Problem statement ▸
With the pictures left out, copy the listing below exactly.

:: Data extract

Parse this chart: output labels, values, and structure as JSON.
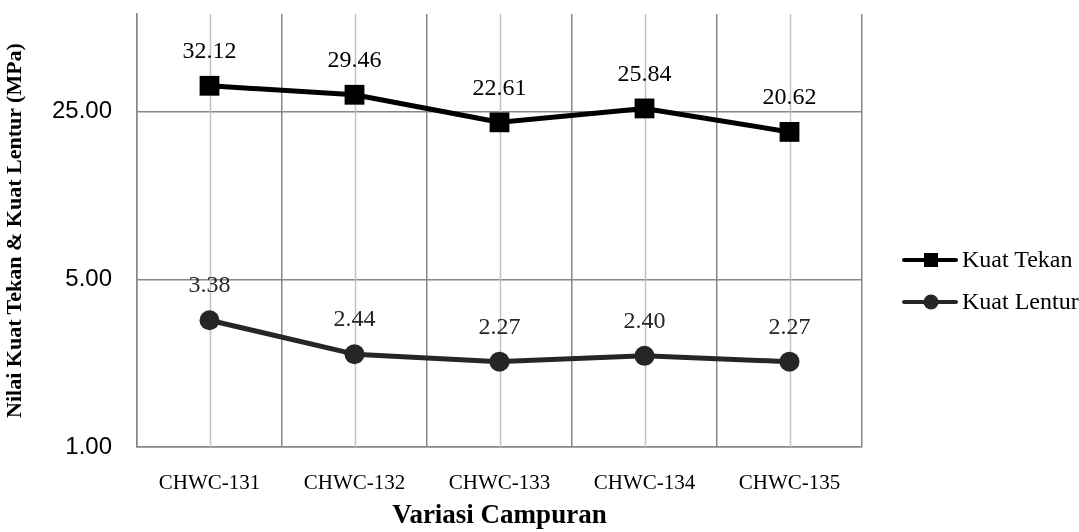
{
  "chart_data": {
    "type": "line",
    "xlabel": "Variasi Campuran",
    "ylabel": "Nilai Kuat Tekan & Kuat Lentur (MPa)",
    "categories": [
      "CHWC-131",
      "CHWC-132",
      "CHWC-133",
      "CHWC-134",
      "CHWC-135"
    ],
    "series": [
      {
        "name": "Kuat Tekan",
        "color": "#000000",
        "marker": "square",
        "values": [
          32.12,
          29.46,
          22.61,
          25.84,
          20.62
        ],
        "value_labels": [
          "32.12",
          "29.46",
          "22.61",
          "25.84",
          "20.62"
        ]
      },
      {
        "name": "Kuat Lentur",
        "color": "#262626",
        "marker": "circle",
        "values": [
          3.38,
          2.44,
          2.27,
          2.4,
          2.27
        ],
        "value_labels": [
          "3.38",
          "2.44",
          "2.27",
          "2.40",
          "2.27"
        ]
      }
    ],
    "log": "y",
    "ylim": [
      1,
      64
    ],
    "yticks": [
      {
        "value": 1,
        "label": "1.00"
      },
      {
        "value": 5,
        "label": "5.00"
      },
      {
        "value": 25,
        "label": "25.00"
      }
    ],
    "grid": true,
    "legend": "right",
    "line_style": "solid"
  }
}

::::

Final result ▸
Parse this chart: output labels, values, and structure as JSON.
{
  "chart_data": {
    "type": "line",
    "xlabel": "Variasi Campuran",
    "ylabel": "Nilai Kuat Tekan & Kuat Lentur (MPa)",
    "categories": [
      "CHWC-131",
      "CHWC-132",
      "CHWC-133",
      "CHWC-134",
      "CHWC-135"
    ],
    "series": [
      {
        "name": "Kuat Tekan",
        "color": "#000000",
        "marker": "square",
        "values": [
          32.12,
          29.46,
          22.61,
          25.84,
          20.62
        ],
        "value_labels": [
          "32.12",
          "29.46",
          "22.61",
          "25.84",
          "20.62"
        ]
      },
      {
        "name": "Kuat Lentur",
        "color": "#262626",
        "marker": "circle",
        "values": [
          3.38,
          2.44,
          2.27,
          2.4,
          2.27
        ],
        "value_labels": [
          "3.38",
          "2.44",
          "2.27",
          "2.40",
          "2.27"
        ]
      }
    ],
    "log": "y",
    "ylim": [
      1,
      64
    ],
    "yticks": [
      {
        "value": 1,
        "label": "1.00"
      },
      {
        "value": 5,
        "label": "5.00"
      },
      {
        "value": 25,
        "label": "25.00"
      }
    ],
    "grid": true,
    "legend": "right",
    "line_style": "solid"
  }
}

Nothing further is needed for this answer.